Dataset excerpts
○ ○ ○

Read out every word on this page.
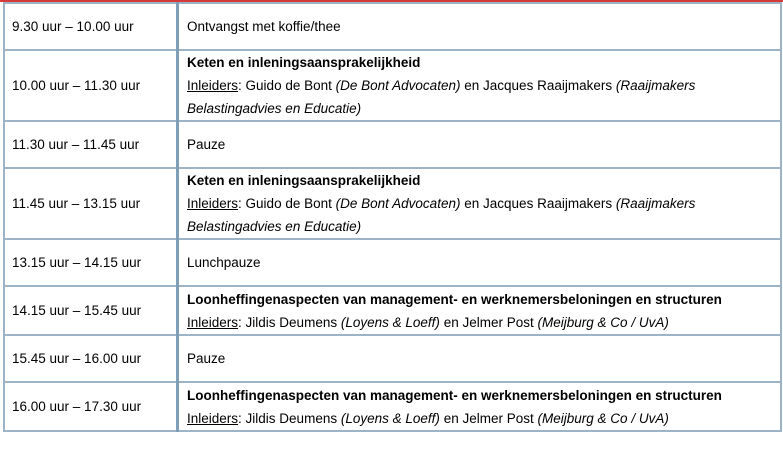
9.30 uur – 10.00 uur	Ontvangst met koffie/thee
10.00 uur – 11.30 uur	Keten en inleningsaansprakelijkheid
Inleiders: Guido de Bont (De Bont Advocaten) en Jacques Raaijmakers (Raaijmakers Belastingadvies en Educatie)
11.30 uur – 11.45 uur	Pauze
11.45 uur – 13.15 uur	Keten en inleningsaansprakelijkheid
Inleiders: Guido de Bont (De Bont Advocaten) en Jacques Raaijmakers (Raaijmakers Belastingadvies en Educatie)
13.15 uur – 14.15 uur	Lunchpauze
14.15 uur – 15.45 uur	Loonheffingenaspecten van management- en werknemersbeloningen en structuren
Inleiders: Jildis Deumens (Loyens & Loeff) en Jelmer Post (Meijburg & Co / UvA)
15.45 uur – 16.00 uur	Pauze
16.00 uur – 17.30 uur	Loonheffingenaspecten van management- en werknemersbeloningen en structuren
Inleiders: Jildis Deumens (Loyens & Loeff) en Jelmer Post (Meijburg & Co / UvA)
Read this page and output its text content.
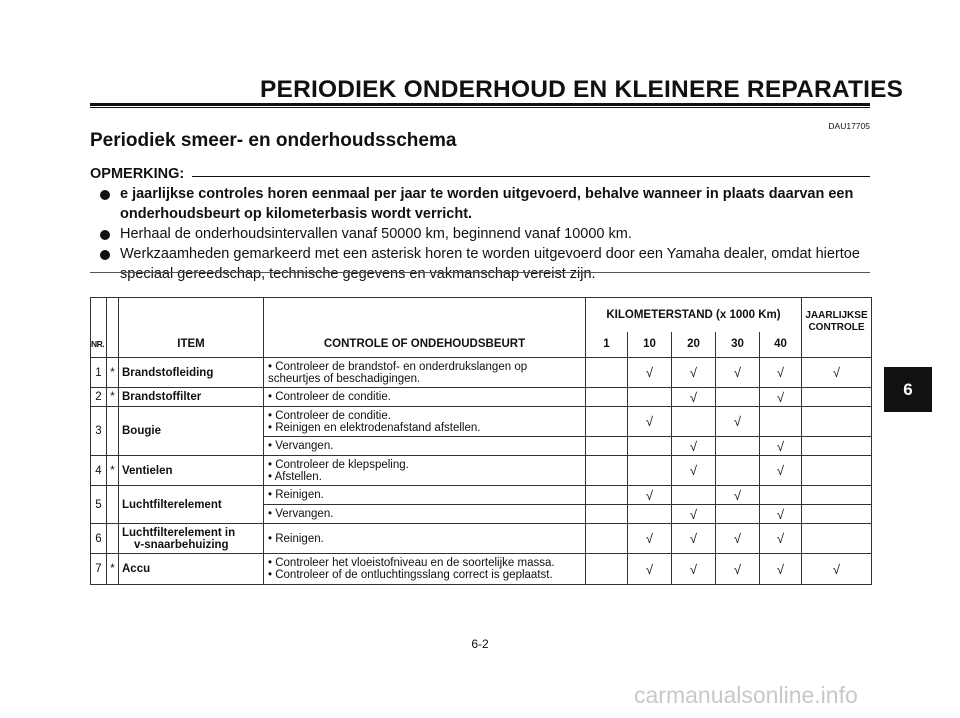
PERIODIEK ONDERHOUD EN KLEINERE REPARATIES
DAU17705
Periodiek smeer- en onderhoudsschema
OPMERKING:
e jaarlijkse controles horen eenmaal per jaar te worden uitgevoerd, behalve wanneer in plaats daarvan een
onderhoudsbeurt op kilometerbasis wordt verricht.
Herhaal de onderhoudsintervallen vanaf 50000 km, beginnend vanaf 10000 km.
Werkzaamheden gemarkeerd met een asterisk horen te worden uitgevoerd door een Yamaha dealer, omdat hiertoe
speciaal gereedschap, technische gegevens en vakmanschap vereist zijn.
6
				KILOMETERSTAND (x 1000 Km)					JAARLIJKSE
CONTROLE

NR.		ITEM	CONTROLE OF ONDEHOUDSBEURT	1	10	20	30	40	
1	*	Brandstofleiding	• Controleer de brandstof- en onderdrukslangen op
scheurtjes of beschadigingen.		√	√	√	√	√
2	*	Brandstoffilter	• Controleer de conditie.			√		√	
3		Bougie	• Controleer de conditie.
• Reinigen en elektrodenafstand afstellen.		√		√		
			• Vervangen.			√		√	
4	*	Ventielen	• Controleer de klepspeling.
• Afstellen.			√		√	
5		Luchtfilterelement	• Reinigen.		√		√		
			• Vervangen.			√		√	
6		Luchtfilterelement in
v-snaarbehuizing	• Reinigen.		√	√	√	√	
7	*	Accu	• Controleer het vloeistofniveau en de soortelijke massa.
• Controleer of de ontluchtingsslang correct is geplaatst.		√	√	√	√	√
6-2
carmanualsonline.info
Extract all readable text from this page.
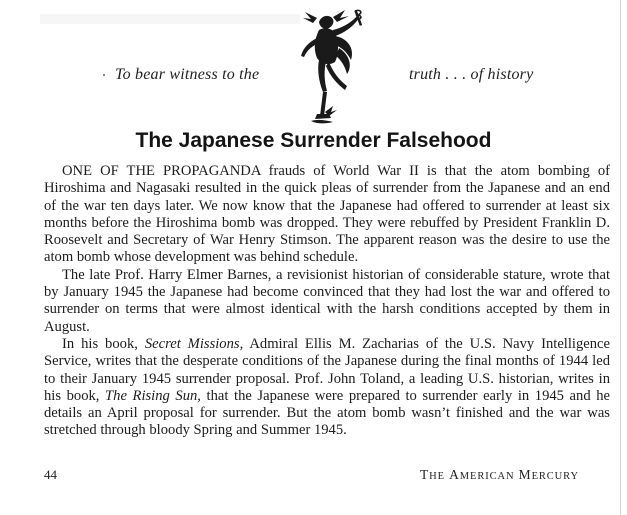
To bear witness to the	truth . . . of history
The Japanese Surrender Falsehood

ONE OF THE PROPAGANDA frauds of World War II is that the atom bombing of Hiroshima and Nagasaki resulted in the quick pleas of surrender from the Japanese and an end of the war ten days later. We now know that the Japanese had offered to surrender at least six months before the Hiroshima bomb was dropped. They were rebuffed by President Franklin D. Roosevelt and Secretary of War Henry Stimson. The apparent reason was the desire to use the atom bomb whose development was behind schedule.

The late Prof. Harry Elmer Barnes, a revisionist historian of considerable stature, wrote that by January 1945 the Japanese had become convinced that they had lost the war and offered to surrender on terms that were almost identical with the harsh conditions accepted by them in August.

In his book, Secret Missions, Admiral Ellis M. Zacharias of the U.S. Navy Intelligence Service, writes that the desperate conditions of the Japanese during the final months of 1944 led to their January 1945 surrender proposal. Prof. John Toland, a leading U.S. historian, writes in his book, The Rising Sun, that the Japanese were prepared to surrender early in 1945 and he details an April proposal for surrender. But the atom bomb wasn’t finished and the war was stretched through bloody Spring and Summer 1945.

44	THE AMERICAN MERCURY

○ ○ ○

The exercise
Leave the pictures out, and transcribe each of the records exactly.

Full response
Read out every word on this page.
9.30 uur – 10.00 uur	Ontvangst met koffie/thee
10.00 uur – 11.30 uur	Keten en inleningsaansprakelijkheid
Inleiders: Guido de Bont (De Bont Advocaten) en Jacques Raaijmakers (Raaijmakers Belastingadvies en Educatie)
11.30 uur – 11.45 uur	Pauze
11.45 uur – 13.15 uur	Keten en inleningsaansprakelijkheid
Inleiders: Guido de Bont (De Bont Advocaten) en Jacques Raaijmakers (Raaijmakers Belastingadvies en Educatie)
13.15 uur – 14.15 uur	Lunchpauze
14.15 uur – 15.45 uur	Loonheffingenaspecten van management- en werknemersbeloningen en structuren
Inleiders: Jildis Deumens (Loyens & Loeff) en Jelmer Post (Meijburg & Co / UvA)
15.45 uur – 16.00 uur	Pauze
16.00 uur – 17.30 uur	Loonheffingenaspecten van management- en werknemersbeloningen en structuren
Inleiders: Jildis Deumens (Loyens & Loeff) en Jelmer Post (Meijburg & Co / UvA)
Read this page and output its text content.
PERIODIEK ONDERHOUD EN KLEINERE REPARATIES
DAU17705
Periodiek smeer- en onderhoudsschema
OPMERKING:
e jaarlijkse controles horen eenmaal per jaar te worden uitgevoerd, behalve wanneer in plaats daarvan een
onderhoudsbeurt op kilometerbasis wordt verricht.
Herhaal de onderhoudsintervallen vanaf 50000 km, beginnend vanaf 10000 km.
Werkzaamheden gemarkeerd met een asterisk horen te worden uitgevoerd door een Yamaha dealer, omdat hiertoe
speciaal gereedschap, technische gegevens en vakmanschap vereist zijn.
6
				KILOMETERSTAND (x 1000 Km)					JAARLIJKSE
CONTROLE

NR.		ITEM	CONTROLE OF ONDEHOUDSBEURT	1	10	20	30	40	
1	*	Brandstofleiding	• Controleer de brandstof- en onderdrukslangen op
scheurtjes of beschadigingen.		√	√	√	√	√
2	*	Brandstoffilter	• Controleer de conditie.			√		√	
3		Bougie	• Controleer de conditie.
• Reinigen en elektrodenafstand afstellen.		√		√		
			• Vervangen.			√		√	
4	*	Ventielen	• Controleer de klepspeling.
• Afstellen.			√		√	
5		Luchtfilterelement	• Reinigen.		√		√		
			• Vervangen.			√		√	
6		Luchtfilterelement in
v-snaarbehuizing	• Reinigen.		√	√	√	√	
7	*	Accu	• Controleer het vloeistofniveau en de soortelijke massa.
• Controleer of de ontluchtingsslang correct is geplaatst.		√	√	√	√	√
6-2
carmanualsonline.info
Extract all readable text from this page.
To bear witness to the	truth . . . of history
The Japanese Surrender Falsehood

ONE OF THE PROPAGANDA frauds of World War II is that the atom bombing of Hiroshima and Nagasaki resulted in the quick pleas of surrender from the Japanese and an end of the war ten days later. We now know that the Japanese had offered to surrender at least six months before the Hiroshima bomb was dropped. They were rebuffed by President Franklin D. Roosevelt and Secretary of War Henry Stimson. The apparent reason was the desire to use the atom bomb whose development was behind schedule.

The late Prof. Harry Elmer Barnes, a revisionist historian of considerable stature, wrote that by January 1945 the Japanese had become convinced that they had lost the war and offered to surrender on terms that were almost identical with the harsh conditions accepted by them in August.

In his book, Secret Missions, Admiral Ellis M. Zacharias of the U.S. Navy Intelligence Service, writes that the desperate conditions of the Japanese during the final months of 1944 led to their January 1945 surrender proposal. Prof. John Toland, a leading U.S. historian, writes in his book, The Rising Sun, that the Japanese were prepared to surrender early in 1945 and he details an April proposal for surrender. But the atom bomb wasn’t finished and the war was stretched through bloody Spring and Summer 1945.

44	THE AMERICAN MERCURY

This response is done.